= Direction =
All of the entries need to be written out again, exactly as they are.

## begin Excerpted records

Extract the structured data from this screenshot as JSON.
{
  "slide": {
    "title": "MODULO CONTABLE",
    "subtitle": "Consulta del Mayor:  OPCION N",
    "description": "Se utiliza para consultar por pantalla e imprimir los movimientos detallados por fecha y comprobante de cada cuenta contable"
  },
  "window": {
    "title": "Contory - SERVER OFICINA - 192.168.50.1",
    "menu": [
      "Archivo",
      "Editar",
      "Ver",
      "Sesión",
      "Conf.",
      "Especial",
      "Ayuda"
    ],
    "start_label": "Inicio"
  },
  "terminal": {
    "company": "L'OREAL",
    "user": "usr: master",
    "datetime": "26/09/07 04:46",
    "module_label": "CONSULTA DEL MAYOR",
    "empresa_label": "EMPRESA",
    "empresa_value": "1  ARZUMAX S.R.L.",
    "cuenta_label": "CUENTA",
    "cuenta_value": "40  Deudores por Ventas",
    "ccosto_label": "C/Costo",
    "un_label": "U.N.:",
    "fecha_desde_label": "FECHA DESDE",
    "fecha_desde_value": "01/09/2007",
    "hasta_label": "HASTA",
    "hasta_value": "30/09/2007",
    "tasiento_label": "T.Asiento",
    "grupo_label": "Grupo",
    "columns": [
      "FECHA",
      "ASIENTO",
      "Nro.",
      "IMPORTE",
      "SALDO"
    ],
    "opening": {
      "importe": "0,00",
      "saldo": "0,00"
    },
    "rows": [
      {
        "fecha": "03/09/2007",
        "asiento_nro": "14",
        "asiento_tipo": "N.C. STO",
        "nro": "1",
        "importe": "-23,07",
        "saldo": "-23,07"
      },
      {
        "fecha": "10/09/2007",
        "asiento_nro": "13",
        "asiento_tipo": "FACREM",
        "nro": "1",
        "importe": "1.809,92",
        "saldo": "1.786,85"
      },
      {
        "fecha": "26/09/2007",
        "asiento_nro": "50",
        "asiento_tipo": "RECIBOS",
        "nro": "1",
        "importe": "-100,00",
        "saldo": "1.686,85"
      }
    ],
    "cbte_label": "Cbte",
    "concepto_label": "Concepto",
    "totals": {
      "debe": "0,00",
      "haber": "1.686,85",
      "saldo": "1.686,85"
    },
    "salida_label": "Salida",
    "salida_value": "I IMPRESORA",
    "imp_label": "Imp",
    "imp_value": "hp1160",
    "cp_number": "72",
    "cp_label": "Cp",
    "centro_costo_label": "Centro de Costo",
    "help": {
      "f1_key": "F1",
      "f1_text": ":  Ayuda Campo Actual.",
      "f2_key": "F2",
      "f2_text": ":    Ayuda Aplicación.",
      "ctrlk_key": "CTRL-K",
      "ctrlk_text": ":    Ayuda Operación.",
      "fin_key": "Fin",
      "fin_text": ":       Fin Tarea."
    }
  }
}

## end Excerpted records

= Finished answer =
Extract the structured data from this screenshot as JSON.
{
  "slide": {
    "title": "MODULO CONTABLE",
    "subtitle": "Consulta del Mayor:  OPCION N",
    "description": "Se utiliza para consultar por pantalla e imprimir los movimientos detallados por fecha y comprobante de cada cuenta contable"
  },
  "window": {
    "title": "Contory - SERVER OFICINA - 192.168.50.1",
    "menu": [
      "Archivo",
      "Editar",
      "Ver",
      "Sesión",
      "Conf.",
      "Especial",
      "Ayuda"
    ],
    "start_label": "Inicio"
  },
  "terminal": {
    "company": "L'OREAL",
    "user": "usr: master",
    "datetime": "26/09/07 04:46",
    "module_label": "CONSULTA DEL MAYOR",
    "empresa_label": "EMPRESA",
    "empresa_value": "1  ARZUMAX S.R.L.",
    "cuenta_label": "CUENTA",
    "cuenta_value": "40  Deudores por Ventas",
    "ccosto_label": "C/Costo",
    "un_label": "U.N.:",
    "fecha_desde_label": "FECHA DESDE",
    "fecha_desde_value": "01/09/2007",
    "hasta_label": "HASTA",
    "hasta_value": "30/09/2007",
    "tasiento_label": "T.Asiento",
    "grupo_label": "Grupo",
    "columns": [
      "FECHA",
      "ASIENTO",
      "Nro.",
      "IMPORTE",
      "SALDO"
    ],
    "opening": {
      "importe": "0,00",
      "saldo": "0,00"
    },
    "rows": [
      {
        "fecha": "03/09/2007",
        "asiento_nro": "14",
        "asiento_tipo": "N.C. STO",
        "nro": "1",
        "importe": "-23,07",
        "saldo": "-23,07"
      },
      {
        "fecha": "10/09/2007",
        "asiento_nro": "13",
        "asiento_tipo": "FACREM",
        "nro": "1",
        "importe": "1.809,92",
        "saldo": "1.786,85"
      },
      {
        "fecha": "26/09/2007",
        "asiento_nro": "50",
        "asiento_tipo": "RECIBOS",
        "nro": "1",
        "importe": "-100,00",
        "saldo": "1.686,85"
      }
    ],
    "cbte_label": "Cbte",
    "concepto_label": "Concepto",
    "totals": {
      "debe": "0,00",
      "haber": "1.686,85",
      "saldo": "1.686,85"
    },
    "salida_label": "Salida",
    "salida_value": "I IMPRESORA",
    "imp_label": "Imp",
    "imp_value": "hp1160",
    "cp_number": "72",
    "cp_label": "Cp",
    "centro_costo_label": "Centro de Costo",
    "help": {
      "f1_key": "F1",
      "f1_text": ":  Ayuda Campo Actual.",
      "f2_key": "F2",
      "f2_text": ":    Ayuda Aplicación.",
      "ctrlk_key": "CTRL-K",
      "ctrlk_text": ":    Ayuda Operación.",
      "fin_key": "Fin",
      "fin_text": ":       Fin Tarea."
    }
  }
}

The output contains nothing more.